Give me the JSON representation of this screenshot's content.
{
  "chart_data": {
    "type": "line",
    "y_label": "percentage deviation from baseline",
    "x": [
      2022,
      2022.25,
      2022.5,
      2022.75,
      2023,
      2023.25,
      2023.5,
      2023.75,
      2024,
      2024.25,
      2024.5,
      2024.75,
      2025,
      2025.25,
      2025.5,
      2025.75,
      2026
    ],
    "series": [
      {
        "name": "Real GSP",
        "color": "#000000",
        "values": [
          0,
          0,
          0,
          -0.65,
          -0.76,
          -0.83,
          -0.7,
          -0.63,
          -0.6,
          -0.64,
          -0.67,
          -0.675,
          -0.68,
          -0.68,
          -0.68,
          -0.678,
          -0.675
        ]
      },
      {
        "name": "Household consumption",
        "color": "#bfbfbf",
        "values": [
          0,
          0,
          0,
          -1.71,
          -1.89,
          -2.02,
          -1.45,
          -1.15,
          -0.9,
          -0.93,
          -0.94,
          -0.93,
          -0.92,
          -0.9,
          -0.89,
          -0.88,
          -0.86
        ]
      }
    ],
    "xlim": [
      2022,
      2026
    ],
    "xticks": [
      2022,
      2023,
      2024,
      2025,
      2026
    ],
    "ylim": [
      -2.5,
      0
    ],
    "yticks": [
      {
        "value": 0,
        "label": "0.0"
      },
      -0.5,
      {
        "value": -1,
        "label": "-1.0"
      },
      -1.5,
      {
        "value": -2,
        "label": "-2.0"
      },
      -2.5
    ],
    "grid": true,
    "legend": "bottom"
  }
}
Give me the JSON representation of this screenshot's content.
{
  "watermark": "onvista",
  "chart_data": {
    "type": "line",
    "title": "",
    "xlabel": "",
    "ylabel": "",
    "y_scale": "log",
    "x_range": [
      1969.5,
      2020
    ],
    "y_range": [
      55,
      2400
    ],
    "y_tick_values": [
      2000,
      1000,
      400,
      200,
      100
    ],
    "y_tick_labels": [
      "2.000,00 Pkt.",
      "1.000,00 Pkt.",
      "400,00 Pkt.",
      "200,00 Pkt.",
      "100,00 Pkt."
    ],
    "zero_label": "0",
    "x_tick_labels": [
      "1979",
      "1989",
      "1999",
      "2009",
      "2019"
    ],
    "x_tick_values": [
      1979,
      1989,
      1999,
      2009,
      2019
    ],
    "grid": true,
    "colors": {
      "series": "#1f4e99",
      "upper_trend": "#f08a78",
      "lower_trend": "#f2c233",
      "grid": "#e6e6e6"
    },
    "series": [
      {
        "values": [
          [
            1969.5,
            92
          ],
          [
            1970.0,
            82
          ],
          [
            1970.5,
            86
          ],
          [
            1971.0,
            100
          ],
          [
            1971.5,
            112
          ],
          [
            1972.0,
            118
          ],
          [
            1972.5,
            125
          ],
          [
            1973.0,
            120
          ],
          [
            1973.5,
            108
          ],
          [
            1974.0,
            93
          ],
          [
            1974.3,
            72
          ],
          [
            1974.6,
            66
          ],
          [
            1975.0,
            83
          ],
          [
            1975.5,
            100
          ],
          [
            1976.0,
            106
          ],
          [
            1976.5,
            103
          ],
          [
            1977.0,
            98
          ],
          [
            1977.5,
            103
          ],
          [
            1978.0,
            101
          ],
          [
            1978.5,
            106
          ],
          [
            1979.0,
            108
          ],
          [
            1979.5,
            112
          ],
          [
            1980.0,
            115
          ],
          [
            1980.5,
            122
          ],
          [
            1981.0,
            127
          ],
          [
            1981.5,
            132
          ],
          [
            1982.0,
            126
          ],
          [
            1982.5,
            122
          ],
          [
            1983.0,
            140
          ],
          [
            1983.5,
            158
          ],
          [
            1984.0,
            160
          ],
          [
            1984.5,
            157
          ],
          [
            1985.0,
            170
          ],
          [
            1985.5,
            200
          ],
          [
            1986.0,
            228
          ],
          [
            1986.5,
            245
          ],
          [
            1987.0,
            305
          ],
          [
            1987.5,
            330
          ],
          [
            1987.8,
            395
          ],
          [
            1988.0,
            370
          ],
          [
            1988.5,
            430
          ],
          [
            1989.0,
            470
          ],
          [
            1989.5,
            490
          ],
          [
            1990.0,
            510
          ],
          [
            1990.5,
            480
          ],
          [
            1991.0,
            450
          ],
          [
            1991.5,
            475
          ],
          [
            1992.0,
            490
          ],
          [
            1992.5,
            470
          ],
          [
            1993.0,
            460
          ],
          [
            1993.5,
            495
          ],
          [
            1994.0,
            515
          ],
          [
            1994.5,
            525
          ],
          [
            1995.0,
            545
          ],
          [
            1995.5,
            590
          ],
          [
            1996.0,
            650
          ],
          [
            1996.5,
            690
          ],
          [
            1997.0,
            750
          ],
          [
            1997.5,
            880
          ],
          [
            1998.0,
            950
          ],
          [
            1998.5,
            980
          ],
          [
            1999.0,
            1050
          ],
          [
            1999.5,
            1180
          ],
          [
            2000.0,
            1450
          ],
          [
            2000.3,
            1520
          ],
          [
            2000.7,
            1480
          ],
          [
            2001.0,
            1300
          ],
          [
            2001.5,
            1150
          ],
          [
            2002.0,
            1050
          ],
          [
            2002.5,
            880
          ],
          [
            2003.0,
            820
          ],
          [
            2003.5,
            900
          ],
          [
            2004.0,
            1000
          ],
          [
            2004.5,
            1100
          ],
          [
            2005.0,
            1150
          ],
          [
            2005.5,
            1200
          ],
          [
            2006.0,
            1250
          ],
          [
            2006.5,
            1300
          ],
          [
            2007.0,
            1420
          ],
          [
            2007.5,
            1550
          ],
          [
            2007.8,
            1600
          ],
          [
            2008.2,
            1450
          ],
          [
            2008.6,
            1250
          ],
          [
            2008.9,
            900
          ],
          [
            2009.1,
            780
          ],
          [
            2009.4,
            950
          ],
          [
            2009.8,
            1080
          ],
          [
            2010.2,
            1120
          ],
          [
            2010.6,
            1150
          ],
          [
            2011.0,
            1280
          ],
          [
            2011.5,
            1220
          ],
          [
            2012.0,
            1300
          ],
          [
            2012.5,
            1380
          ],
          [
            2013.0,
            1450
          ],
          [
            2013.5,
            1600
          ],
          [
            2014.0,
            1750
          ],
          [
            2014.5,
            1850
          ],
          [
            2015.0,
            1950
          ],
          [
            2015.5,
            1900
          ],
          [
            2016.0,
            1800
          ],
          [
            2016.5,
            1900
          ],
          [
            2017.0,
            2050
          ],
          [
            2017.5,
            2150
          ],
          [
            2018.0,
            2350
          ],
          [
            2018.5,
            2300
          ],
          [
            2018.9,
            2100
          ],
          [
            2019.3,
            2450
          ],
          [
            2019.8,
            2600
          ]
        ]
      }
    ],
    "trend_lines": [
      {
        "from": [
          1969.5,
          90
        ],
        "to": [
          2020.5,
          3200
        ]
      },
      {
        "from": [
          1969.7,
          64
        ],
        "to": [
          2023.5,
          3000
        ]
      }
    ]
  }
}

Given task
Output the full listing without altering anything.

The solution
Give me the JSON representation of this screenshot's content.
{
  "chart_data": {
    "type": "line",
    "y_label": "percentage deviation from baseline",
    "x": [
      2022,
      2022.25,
      2022.5,
      2022.75,
      2023,
      2023.25,
      2023.5,
      2023.75,
      2024,
      2024.25,
      2024.5,
      2024.75,
      2025,
      2025.25,
      2025.5,
      2025.75,
      2026
    ],
    "series": [
      {
        "name": "Real GSP",
        "color": "#000000",
        "values": [
          0,
          0,
          0,
          -0.65,
          -0.76,
          -0.83,
          -0.7,
          -0.63,
          -0.6,
          -0.64,
          -0.67,
          -0.675,
          -0.68,
          -0.68,
          -0.68,
          -0.678,
          -0.675
        ]
      },
      {
        "name": "Household consumption",
        "color": "#bfbfbf",
        "values": [
          0,
          0,
          0,
          -1.71,
          -1.89,
          -2.02,
          -1.45,
          -1.15,
          -0.9,
          -0.93,
          -0.94,
          -0.93,
          -0.92,
          -0.9,
          -0.89,
          -0.88,
          -0.86
        ]
      }
    ],
    "xlim": [
      2022,
      2026
    ],
    "xticks": [
      2022,
      2023,
      2024,
      2025,
      2026
    ],
    "ylim": [
      -2.5,
      0
    ],
    "yticks": [
      {
        "value": 0,
        "label": "0.0"
      },
      -0.5,
      {
        "value": -1,
        "label": "-1.0"
      },
      -1.5,
      {
        "value": -2,
        "label": "-2.0"
      },
      -2.5
    ],
    "grid": true,
    "legend": "bottom"
  }
}
Give me the JSON representation of this screenshot's content.
{
  "watermark": "onvista",
  "chart_data": {
    "type": "line",
    "title": "",
    "xlabel": "",
    "ylabel": "",
    "y_scale": "log",
    "x_range": [
      1969.5,
      2020
    ],
    "y_range": [
      55,
      2400
    ],
    "y_tick_values": [
      2000,
      1000,
      400,
      200,
      100
    ],
    "y_tick_labels": [
      "2.000,00 Pkt.",
      "1.000,00 Pkt.",
      "400,00 Pkt.",
      "200,00 Pkt.",
      "100,00 Pkt."
    ],
    "zero_label": "0",
    "x_tick_labels": [
      "1979",
      "1989",
      "1999",
      "2009",
      "2019"
    ],
    "x_tick_values": [
      1979,
      1989,
      1999,
      2009,
      2019
    ],
    "grid": true,
    "colors": {
      "series": "#1f4e99",
      "upper_trend": "#f08a78",
      "lower_trend": "#f2c233",
      "grid": "#e6e6e6"
    },
    "series": [
      {
        "values": [
          [
            1969.5,
            92
          ],
          [
            1970.0,
            82
          ],
          [
            1970.5,
            86
          ],
          [
            1971.0,
            100
          ],
          [
            1971.5,
            112
          ],
          [
            1972.0,
            118
          ],
          [
            1972.5,
            125
          ],
          [
            1973.0,
            120
          ],
          [
            1973.5,
            108
          ],
          [
            1974.0,
            93
          ],
          [
            1974.3,
            72
          ],
          [
            1974.6,
            66
          ],
          [
            1975.0,
            83
          ],
          [
            1975.5,
            100
          ],
          [
            1976.0,
            106
          ],
          [
            1976.5,
            103
          ],
          [
            1977.0,
            98
          ],
          [
            1977.5,
            103
          ],
          [
            1978.0,
            101
          ],
          [
            1978.5,
            106
          ],
          [
            1979.0,
            108
          ],
          [
            1979.5,
            112
          ],
          [
            1980.0,
            115
          ],
          [
            1980.5,
            122
          ],
          [
            1981.0,
            127
          ],
          [
            1981.5,
            132
          ],
          [
            1982.0,
            126
          ],
          [
            1982.5,
            122
          ],
          [
            1983.0,
            140
          ],
          [
            1983.5,
            158
          ],
          [
            1984.0,
            160
          ],
          [
            1984.5,
            157
          ],
          [
            1985.0,
            170
          ],
          [
            1985.5,
            200
          ],
          [
            1986.0,
            228
          ],
          [
            1986.5,
            245
          ],
          [
            1987.0,
            305
          ],
          [
            1987.5,
            330
          ],
          [
            1987.8,
            395
          ],
          [
            1988.0,
            370
          ],
          [
            1988.5,
            430
          ],
          [
            1989.0,
            470
          ],
          [
            1989.5,
            490
          ],
          [
            1990.0,
            510
          ],
          [
            1990.5,
            480
          ],
          [
            1991.0,
            450
          ],
          [
            1991.5,
            475
          ],
          [
            1992.0,
            490
          ],
          [
            1992.5,
            470
          ],
          [
            1993.0,
            460
          ],
          [
            1993.5,
            495
          ],
          [
            1994.0,
            515
          ],
          [
            1994.5,
            525
          ],
          [
            1995.0,
            545
          ],
          [
            1995.5,
            590
          ],
          [
            1996.0,
            650
          ],
          [
            1996.5,
            690
          ],
          [
            1997.0,
            750
          ],
          [
            1997.5,
            880
          ],
          [
            1998.0,
            950
          ],
          [
            1998.5,
            980
          ],
          [
            1999.0,
            1050
          ],
          [
            1999.5,
            1180
          ],
          [
            2000.0,
            1450
          ],
          [
            2000.3,
            1520
          ],
          [
            2000.7,
            1480
          ],
          [
            2001.0,
            1300
          ],
          [
            2001.5,
            1150
          ],
          [
            2002.0,
            1050
          ],
          [
            2002.5,
            880
          ],
          [
            2003.0,
            820
          ],
          [
            2003.5,
            900
          ],
          [
            2004.0,
            1000
          ],
          [
            2004.5,
            1100
          ],
          [
            2005.0,
            1150
          ],
          [
            2005.5,
            1200
          ],
          [
            2006.0,
            1250
          ],
          [
            2006.5,
            1300
          ],
          [
            2007.0,
            1420
          ],
          [
            2007.5,
            1550
          ],
          [
            2007.8,
            1600
          ],
          [
            2008.2,
            1450
          ],
          [
            2008.6,
            1250
          ],
          [
            2008.9,
            900
          ],
          [
            2009.1,
            780
          ],
          [
            2009.4,
            950
          ],
          [
            2009.8,
            1080
          ],
          [
            2010.2,
            1120
          ],
          [
            2010.6,
            1150
          ],
          [
            2011.0,
            1280
          ],
          [
            2011.5,
            1220
          ],
          [
            2012.0,
            1300
          ],
          [
            2012.5,
            1380
          ],
          [
            2013.0,
            1450
          ],
          [
            2013.5,
            1600
          ],
          [
            2014.0,
            1750
          ],
          [
            2014.5,
            1850
          ],
          [
            2015.0,
            1950
          ],
          [
            2015.5,
            1900
          ],
          [
            2016.0,
            1800
          ],
          [
            2016.5,
            1900
          ],
          [
            2017.0,
            2050
          ],
          [
            2017.5,
            2150
          ],
          [
            2018.0,
            2350
          ],
          [
            2018.5,
            2300
          ],
          [
            2018.9,
            2100
          ],
          [
            2019.3,
            2450
          ],
          [
            2019.8,
            2600
          ]
        ]
      }
    ],
    "trend_lines": [
      {
        "from": [
          1969.5,
          90
        ],
        "to": [
          2020.5,
          3200
        ]
      },
      {
        "from": [
          1969.7,
          64
        ],
        "to": [
          2023.5,
          3000
        ]
      }
    ]
  }
}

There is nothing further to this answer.